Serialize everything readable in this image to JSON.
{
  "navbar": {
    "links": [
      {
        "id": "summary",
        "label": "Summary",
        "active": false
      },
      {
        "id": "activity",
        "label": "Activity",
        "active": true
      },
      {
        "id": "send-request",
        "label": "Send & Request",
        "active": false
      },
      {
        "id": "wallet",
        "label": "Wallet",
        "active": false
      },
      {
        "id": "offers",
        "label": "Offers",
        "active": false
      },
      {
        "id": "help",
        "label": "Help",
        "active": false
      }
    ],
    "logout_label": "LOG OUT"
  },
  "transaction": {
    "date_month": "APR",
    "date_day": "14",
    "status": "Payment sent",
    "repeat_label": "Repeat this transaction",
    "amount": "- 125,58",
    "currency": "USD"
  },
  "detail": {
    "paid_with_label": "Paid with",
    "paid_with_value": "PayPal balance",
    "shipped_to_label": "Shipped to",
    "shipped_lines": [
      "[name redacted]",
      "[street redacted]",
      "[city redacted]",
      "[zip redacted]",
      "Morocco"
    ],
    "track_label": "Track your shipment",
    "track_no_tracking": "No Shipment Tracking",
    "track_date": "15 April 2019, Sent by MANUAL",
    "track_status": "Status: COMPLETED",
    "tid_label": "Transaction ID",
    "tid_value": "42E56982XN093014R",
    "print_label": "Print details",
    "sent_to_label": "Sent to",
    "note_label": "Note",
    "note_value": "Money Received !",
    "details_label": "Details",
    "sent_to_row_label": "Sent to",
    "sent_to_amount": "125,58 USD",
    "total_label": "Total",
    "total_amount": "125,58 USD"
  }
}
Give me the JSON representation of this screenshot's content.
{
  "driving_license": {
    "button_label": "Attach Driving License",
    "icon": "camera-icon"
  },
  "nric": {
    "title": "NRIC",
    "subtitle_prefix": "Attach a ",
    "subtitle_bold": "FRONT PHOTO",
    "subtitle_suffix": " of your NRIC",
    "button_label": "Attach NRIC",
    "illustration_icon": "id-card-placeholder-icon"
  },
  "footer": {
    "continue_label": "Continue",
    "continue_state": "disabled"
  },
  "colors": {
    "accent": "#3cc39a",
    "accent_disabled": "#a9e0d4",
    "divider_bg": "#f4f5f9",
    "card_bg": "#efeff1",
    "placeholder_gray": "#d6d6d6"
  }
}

* EXERCISE OBJECTIVE *
Send back every record, precisely as written.

* EXERCISE SOLUTION *
Serialize everything readable in this image to JSON.
{
  "navbar": {
    "links": [
      {
        "id": "summary",
        "label": "Summary",
        "active": false
      },
      {
        "id": "activity",
        "label": "Activity",
        "active": true
      },
      {
        "id": "send-request",
        "label": "Send & Request",
        "active": false
      },
      {
        "id": "wallet",
        "label": "Wallet",
        "active": false
      },
      {
        "id": "offers",
        "label": "Offers",
        "active": false
      },
      {
        "id": "help",
        "label": "Help",
        "active": false
      }
    ],
    "logout_label": "LOG OUT"
  },
  "transaction": {
    "date_month": "APR",
    "date_day": "14",
    "status": "Payment sent",
    "repeat_label": "Repeat this transaction",
    "amount": "- 125,58",
    "currency": "USD"
  },
  "detail": {
    "paid_with_label": "Paid with",
    "paid_with_value": "PayPal balance",
    "shipped_to_label": "Shipped to",
    "shipped_lines": [
      "[name redacted]",
      "[street redacted]",
      "[city redacted]",
      "[zip redacted]",
      "Morocco"
    ],
    "track_label": "Track your shipment",
    "track_no_tracking": "No Shipment Tracking",
    "track_date": "15 April 2019, Sent by MANUAL",
    "track_status": "Status: COMPLETED",
    "tid_label": "Transaction ID",
    "tid_value": "42E56982XN093014R",
    "print_label": "Print details",
    "sent_to_label": "Sent to",
    "note_label": "Note",
    "note_value": "Money Received !",
    "details_label": "Details",
    "sent_to_row_label": "Sent to",
    "sent_to_amount": "125,58 USD",
    "total_label": "Total",
    "total_amount": "125,58 USD"
  }
}
Give me the JSON representation of this screenshot's content.
{
  "driving_license": {
    "button_label": "Attach Driving License",
    "icon": "camera-icon"
  },
  "nric": {
    "title": "NRIC",
    "subtitle_prefix": "Attach a ",
    "subtitle_bold": "FRONT PHOTO",
    "subtitle_suffix": " of your NRIC",
    "button_label": "Attach NRIC",
    "illustration_icon": "id-card-placeholder-icon"
  },
  "footer": {
    "continue_label": "Continue",
    "continue_state": "disabled"
  },
  "colors": {
    "accent": "#3cc39a",
    "accent_disabled": "#a9e0d4",
    "divider_bg": "#f4f5f9",
    "card_bg": "#efeff1",
    "placeholder_gray": "#d6d6d6"
  }
}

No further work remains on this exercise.